_WHAT YOU HAVE TO DO_. Every line with the word "включенная" in it should be extracted from the data that follows.

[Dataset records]
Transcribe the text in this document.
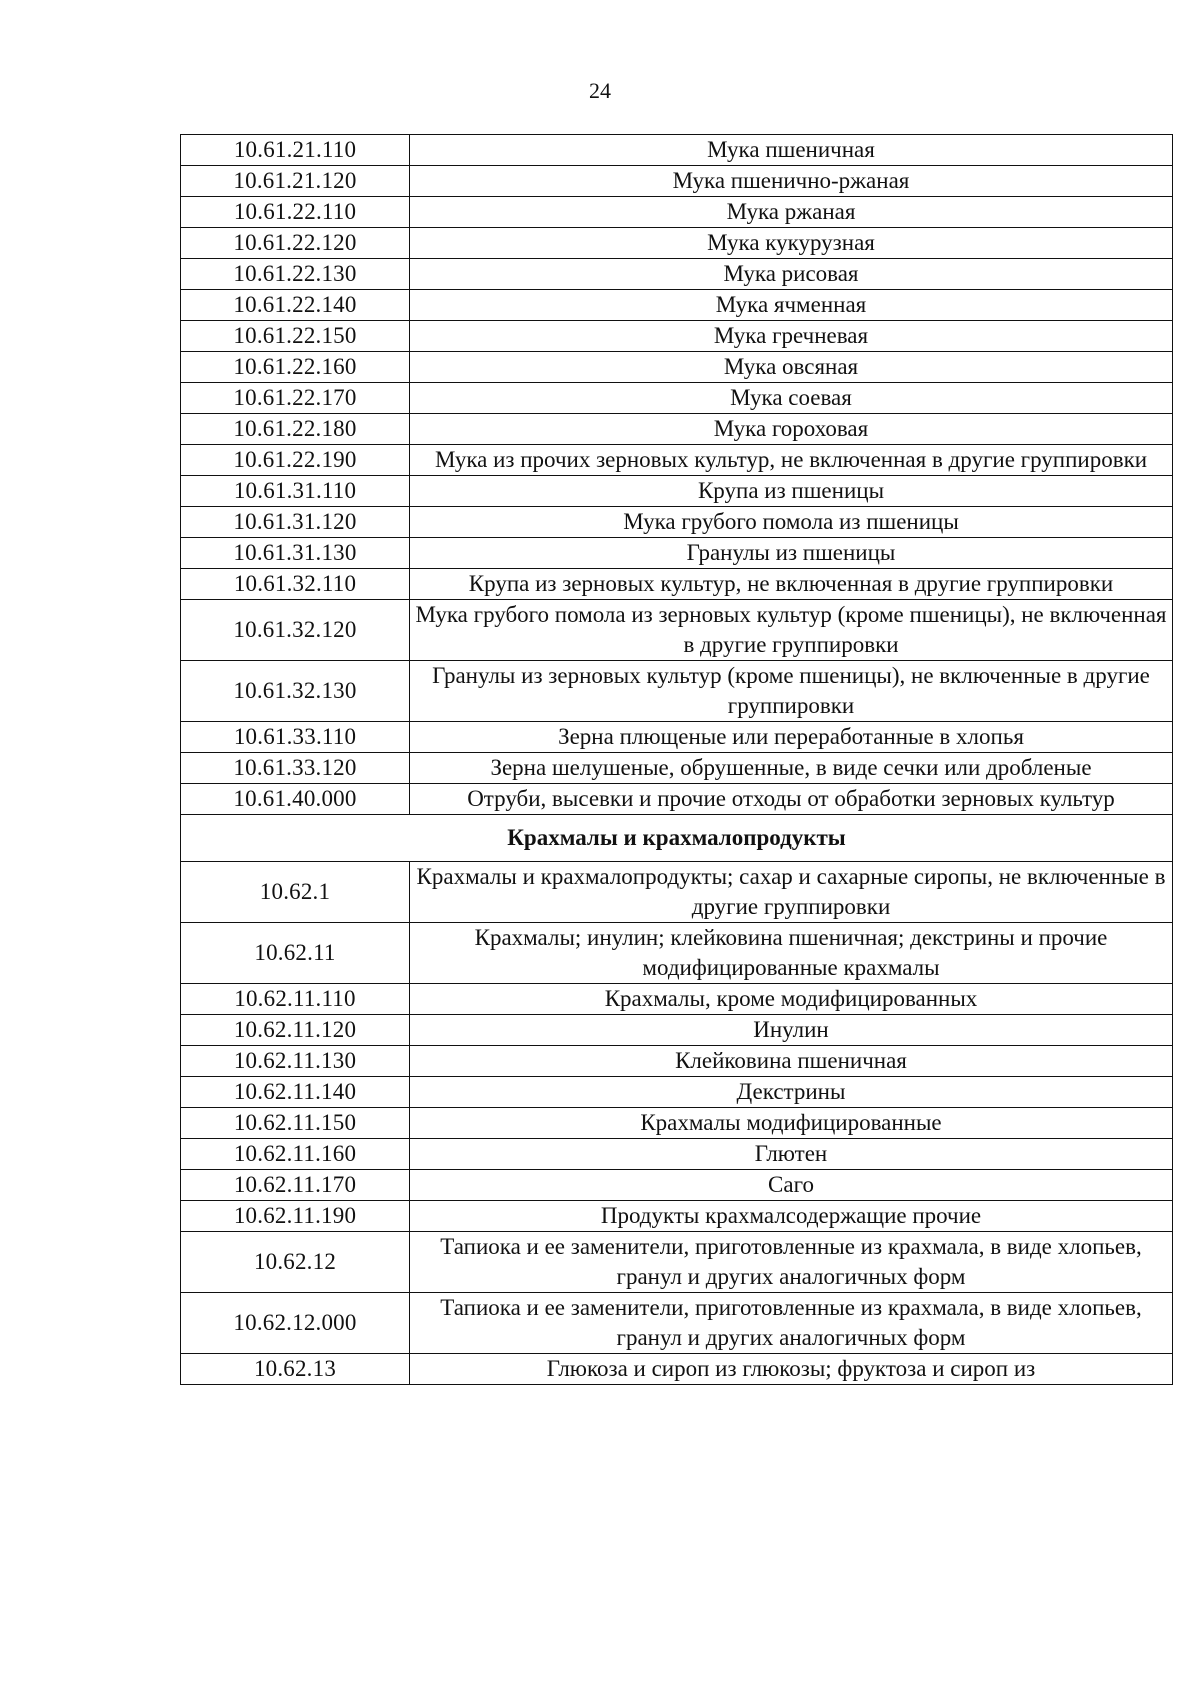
24
10.61.21.110	Мука пшеничная
10.61.21.120	Мука пшенично-ржаная
10.61.22.110	Мука ржаная
10.61.22.120	Мука кукурузная
10.61.22.130	Мука рисовая
10.61.22.140	Мука ячменная
10.61.22.150	Мука гречневая
10.61.22.160	Мука овсяная
10.61.22.170	Мука соевая
10.61.22.180	Мука гороховая
10.61.22.190	Мука из прочих зерновых культур, не включенная в другие группировки
10.61.31.110	Крупа из пшеницы
10.61.31.120	Мука грубого помола из пшеницы
10.61.31.130	Гранулы из пшеницы
10.61.32.110	Крупа из зерновых культур, не включенная в другие группировки
10.61.32.120	Мука грубого помола из зерновых культур (кроме пшеницы), не включенная в другие группировки
10.61.32.130	Гранулы из зерновых культур (кроме пшеницы), не включенные в другие группировки
10.61.33.110	Зерна плющеные или переработанные в хлопья
10.61.33.120	Зерна шелушеные, обрушенные, в виде сечки или дробленые
10.61.40.000	Отруби, высевки и прочие отходы от обработки зерновых культур
Крахмалы и крахмалопродукты	
10.62.1	Крахмалы и крахмалопродукты; сахар и сахарные сиропы, не включенные в другие группировки
10.62.11	Крахмалы; инулин; клейковина пшеничная; декстрины и прочие модифицированные крахмалы
10.62.11.110	Крахмалы, кроме модифицированных
10.62.11.120	Инулин
10.62.11.130	Клейковина пшеничная
10.62.11.140	Декстрины
10.62.11.150	Крахмалы модифицированные
10.62.11.160	Глютен
10.62.11.170	Саго
10.62.11.190	Продукты крахмалсодержащие прочие
10.62.12	Тапиока и ее заменители, приготовленные из крахмала, в виде хлопьев, гранул и других аналогичных форм
10.62.12.000	Тапиока и ее заменители, приготовленные из крахмала, в виде хлопьев, гранул и других аналогичных форм
10.62.13	Глюкоза и сироп из глюкозы; фруктоза и сироп из
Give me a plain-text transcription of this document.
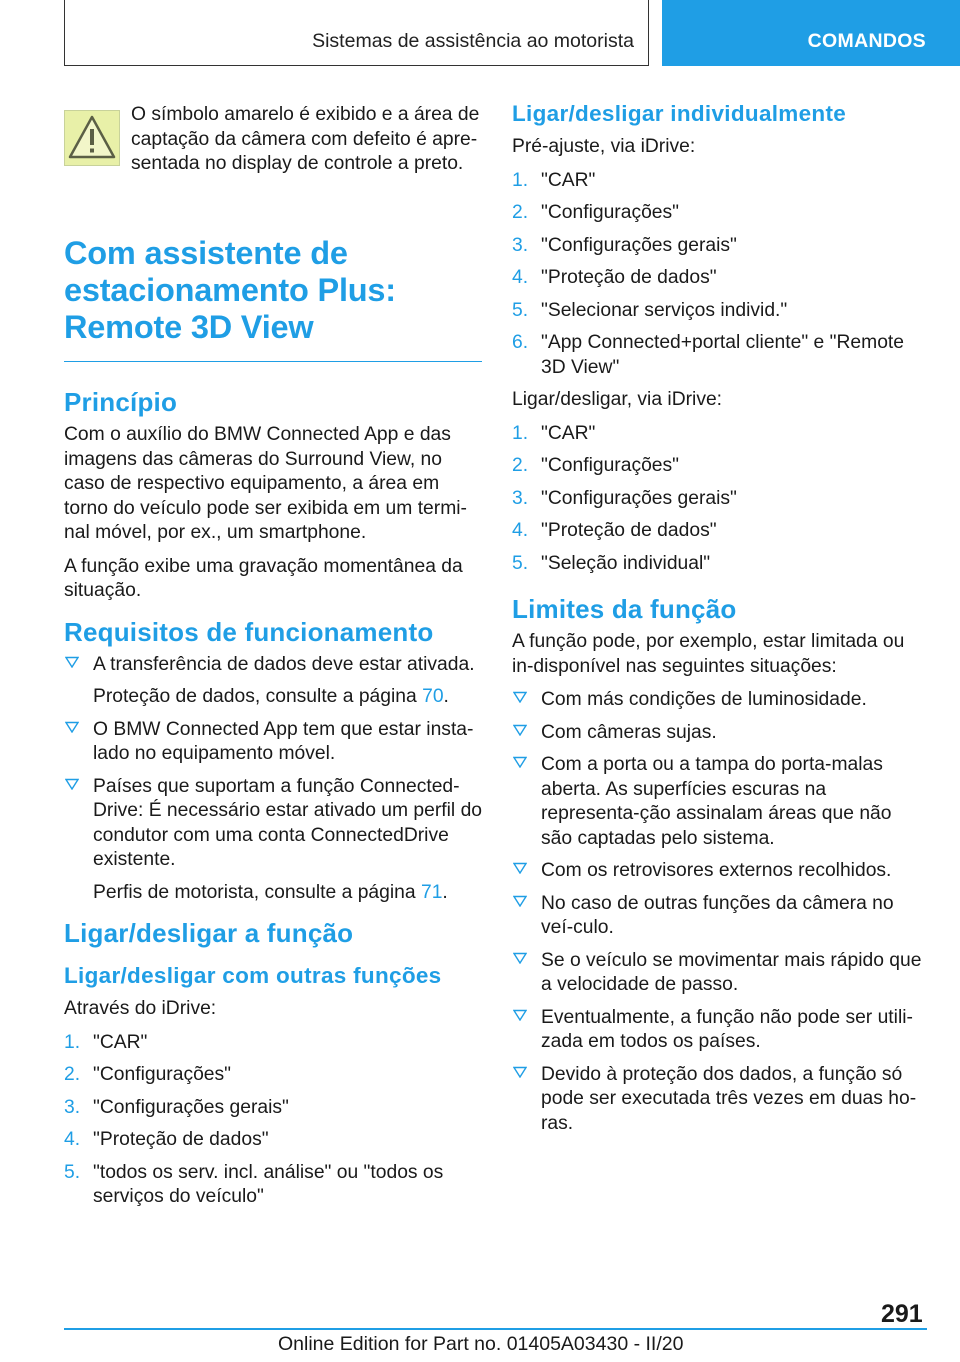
Sistemas de assistência ao motorista	COMANDOS

O símbolo amarelo é exibido e a área de captação da câmera com defeito é apre-sentada no display de controle a preto.

Com assistente de estacionamento Plus: Remote 3D View
Princípio

Com o auxílio do BMW Connected App e das imagens das câmeras do Surround View, no caso de respectivo equipamento, a área em torno do veículo pode ser exibida em um termi-nal móvel, por ex., um smartphone.

A função exibe uma gravação momentânea da situação.

Requisitos de funcionamento
A transferência de dados deve estar ativada.
Proteção de dados, consulte a página 70.
O BMW Connected App tem que estar insta-lado no equipamento móvel.
Países que suportam a função Connected-Drive: É necessário estar ativado um perfil do condutor com uma conta ConnectedDrive existente.
Perfis de motorista, consulte a página 71.
Ligar/desligar a função
Ligar/desligar com outras funções

Através do iDrive:

1. "CAR"
2. "Configurações"
3. "Configurações gerais"
4. "Proteção de dados"
5. "todos os serv. incl. análise" ou "todos os serviços do veículo"
Ligar/desligar individualmente

Pré-ajuste, via iDrive:

1. "CAR"
2. "Configurações"
3. "Configurações gerais"
4. "Proteção de dados"
5. "Selecionar serviços individ."
6. "App Connected+portal cliente" e "Remote 3D View"

Ligar/desligar, via iDrive:

1. "CAR"
2. "Configurações"
3. "Configurações gerais"
4. "Proteção de dados"
5. "Seleção individual"
Limites da função

A função pode, por exemplo, estar limitada ou in-disponível nas seguintes situações:

Com más condições de luminosidade.
Com câmeras sujas.
Com a porta ou a tampa do porta-malas aberta. As superfícies escuras na representa-ção assinalam áreas que não são captadas pelo sistema.
Com os retrovisores externos recolhidos.
No caso de outras funções da câmera no veí-culo.
Se o veículo se movimentar mais rápido que a velocidade de passo.
Eventualmente, a função não pode ser utili-zada em todos os países.
Devido à proteção dos dados, a função só pode ser executada três vezes em duas ho-ras.
291
Online Edition for Part no. 01405A03430 - II/20
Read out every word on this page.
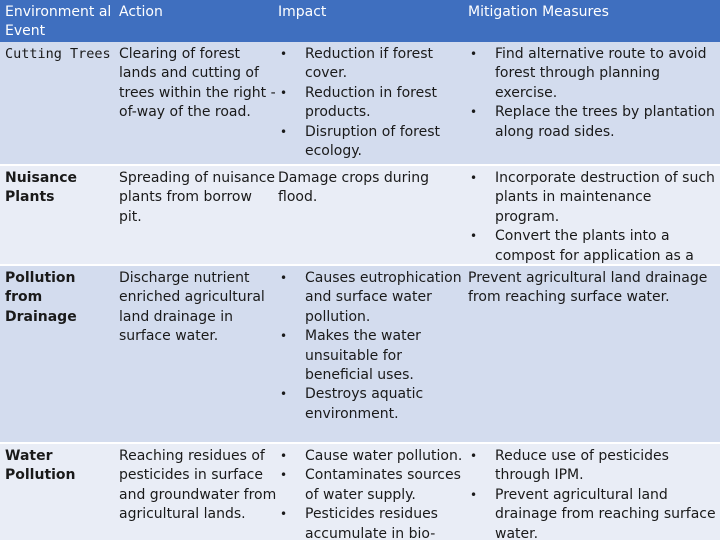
Environment al Event
Action	Impact	Mitigation Measures
Cutting Trees Clearing of forest lands and cutting of trees within the right -of-way of the road.
• Reduction if forest cover.
• Reduction in forest products.
• Disruption of forest ecology.
• Find alternative route to avoid forest through planning exercise.
• Replace the trees by plantation along road sides.
Nuisance Plants
Spreading of nuisance plants from borrow pit.
Damage crops during flood.
• Incorporate destruction of such plants in maintenance program.
• Convert the plants into a compost for application as a
Pollution from Drainage
Discharge nutrient enriched agricultural land drainage in surface water.
• Causes eutrophication and surface water pollution.
• Makes the water unsuitable for beneficial uses.
• Destroys aquatic environment.
Prevent agricultural land drainage from reaching surface water.
Water Pollution
Reaching residues of pesticides in surface and groundwater from agricultural lands.
• Cause water pollution.
• Contaminates sources of water supply.
• Pesticides residues accumulate in bio-
• Reduce use of pesticides through IPM.
• Prevent agricultural land drainage from reaching surface water.
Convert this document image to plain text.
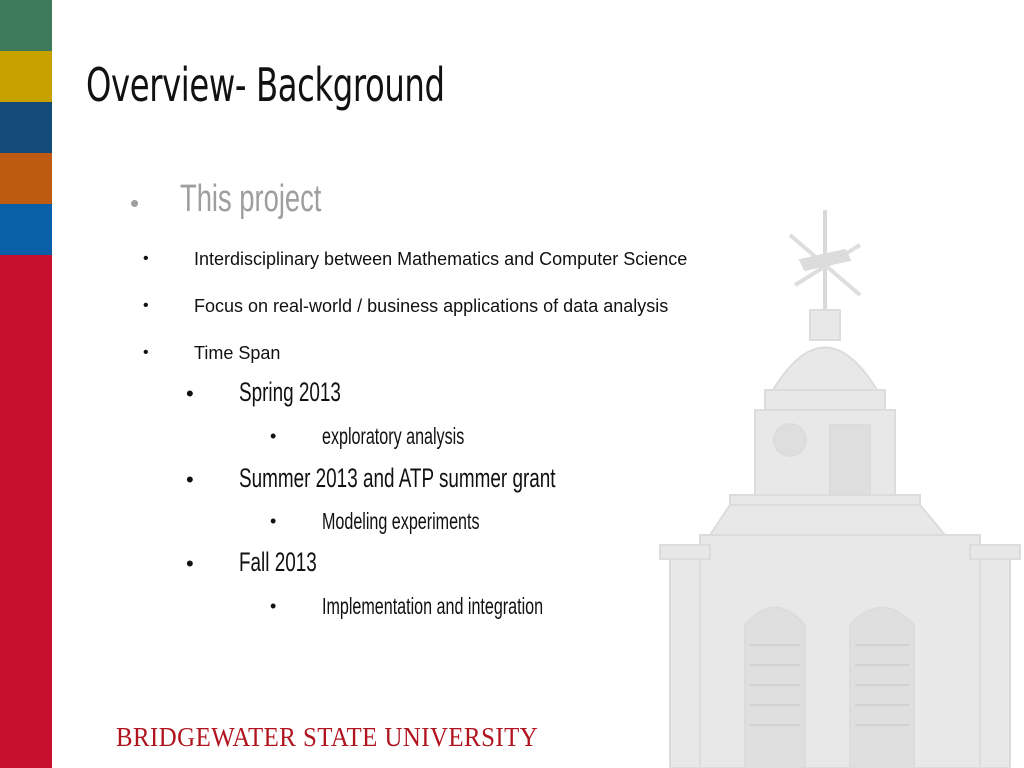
Overview- Background
• This project
•	Interdisciplinary between Mathematics and Computer Science
•	Focus on real-world / business applications of data analysis
•	Time Span
• Spring 2013
• exploratory analysis
• Summer 2013 and ATP summer grant
• Modeling experiments
• Fall 2013
• Implementation and integration
BRIDGEWATER STATE UNIVERSITY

_RESULT_.
10.61.22.190	Мука из прочих зерновых культур, не включенная в другие группировки
10.61.32.110	Крупа из зерновых культур, не включенная в другие группировки
10.61.32.120	Мука грубого помола из зерновых культур (кроме пшеницы), не включенная в другие группировки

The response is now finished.